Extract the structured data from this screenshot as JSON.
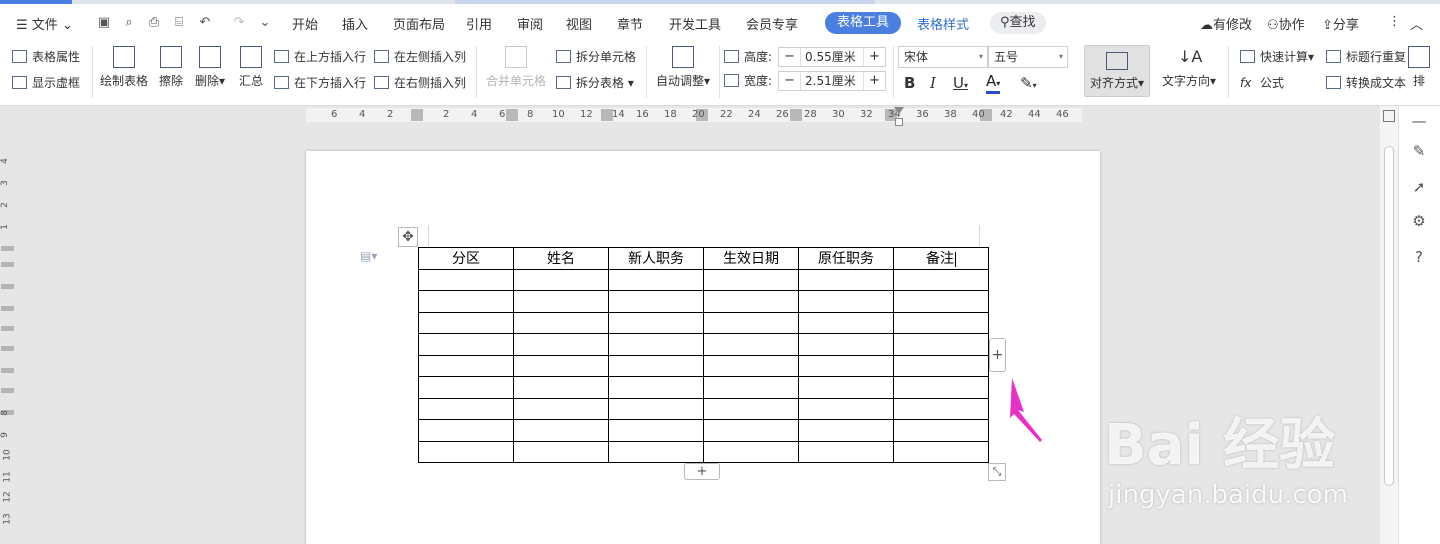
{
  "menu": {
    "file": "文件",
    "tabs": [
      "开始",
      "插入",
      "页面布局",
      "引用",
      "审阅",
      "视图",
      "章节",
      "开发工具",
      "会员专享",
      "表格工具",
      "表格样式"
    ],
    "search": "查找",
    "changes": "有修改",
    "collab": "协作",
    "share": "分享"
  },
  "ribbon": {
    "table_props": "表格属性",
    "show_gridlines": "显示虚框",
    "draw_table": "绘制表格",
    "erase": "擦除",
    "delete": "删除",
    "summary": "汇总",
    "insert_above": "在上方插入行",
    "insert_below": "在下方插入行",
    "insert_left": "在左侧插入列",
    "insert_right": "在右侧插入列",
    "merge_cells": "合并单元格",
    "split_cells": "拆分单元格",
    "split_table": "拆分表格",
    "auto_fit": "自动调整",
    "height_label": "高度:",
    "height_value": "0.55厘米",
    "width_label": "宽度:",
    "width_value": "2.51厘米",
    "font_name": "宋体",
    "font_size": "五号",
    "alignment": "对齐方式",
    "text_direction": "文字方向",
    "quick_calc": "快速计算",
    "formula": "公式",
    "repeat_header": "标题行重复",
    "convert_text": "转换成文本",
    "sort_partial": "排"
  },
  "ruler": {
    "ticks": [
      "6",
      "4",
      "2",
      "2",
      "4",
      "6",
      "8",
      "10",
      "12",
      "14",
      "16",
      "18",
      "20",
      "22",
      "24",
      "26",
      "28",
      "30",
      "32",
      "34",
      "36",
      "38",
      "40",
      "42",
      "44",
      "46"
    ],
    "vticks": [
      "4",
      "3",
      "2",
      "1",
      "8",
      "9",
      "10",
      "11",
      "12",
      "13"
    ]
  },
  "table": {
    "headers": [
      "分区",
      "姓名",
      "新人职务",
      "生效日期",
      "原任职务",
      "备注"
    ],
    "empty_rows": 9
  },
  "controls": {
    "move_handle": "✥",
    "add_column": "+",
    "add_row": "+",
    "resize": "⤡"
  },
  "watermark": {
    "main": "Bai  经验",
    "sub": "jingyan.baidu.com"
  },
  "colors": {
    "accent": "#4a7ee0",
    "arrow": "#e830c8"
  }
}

§

Task to complete: Copy the records exactly as they appear, excluding images.

Answer below:
Extract the structured data from this screenshot as JSON.
{
  "menu": {
    "file": "文件",
    "tabs": [
      "开始",
      "插入",
      "页面布局",
      "引用",
      "审阅",
      "视图",
      "章节",
      "开发工具",
      "会员专享",
      "表格工具",
      "表格样式"
    ],
    "search": "查找",
    "changes": "有修改",
    "collab": "协作",
    "share": "分享"
  },
  "ribbon": {
    "table_props": "表格属性",
    "show_gridlines": "显示虚框",
    "draw_table": "绘制表格",
    "erase": "擦除",
    "delete": "删除",
    "summary": "汇总",
    "insert_above": "在上方插入行",
    "insert_below": "在下方插入行",
    "insert_left": "在左侧插入列",
    "insert_right": "在右侧插入列",
    "merge_cells": "合并单元格",
    "split_cells": "拆分单元格",
    "split_table": "拆分表格",
    "auto_fit": "自动调整",
    "height_label": "高度:",
    "height_value": "0.55厘米",
    "width_label": "宽度:",
    "width_value": "2.51厘米",
    "font_name": "宋体",
    "font_size": "五号",
    "alignment": "对齐方式",
    "text_direction": "文字方向",
    "quick_calc": "快速计算",
    "formula": "公式",
    "repeat_header": "标题行重复",
    "convert_text": "转换成文本",
    "sort_partial": "排"
  },
  "ruler": {
    "ticks": [
      "6",
      "4",
      "2",
      "2",
      "4",
      "6",
      "8",
      "10",
      "12",
      "14",
      "16",
      "18",
      "20",
      "22",
      "24",
      "26",
      "28",
      "30",
      "32",
      "34",
      "36",
      "38",
      "40",
      "42",
      "44",
      "46"
    ],
    "vticks": [
      "4",
      "3",
      "2",
      "1",
      "8",
      "9",
      "10",
      "11",
      "12",
      "13"
    ]
  },
  "table": {
    "headers": [
      "分区",
      "姓名",
      "新人职务",
      "生效日期",
      "原任职务",
      "备注"
    ],
    "empty_rows": 9
  },
  "controls": {
    "move_handle": "✥",
    "add_column": "+",
    "add_row": "+",
    "resize": "⤡"
  },
  "watermark": {
    "main": "Bai  经验",
    "sub": "jingyan.baidu.com"
  },
  "colors": {
    "accent": "#4a7ee0",
    "arrow": "#e830c8"
  }
}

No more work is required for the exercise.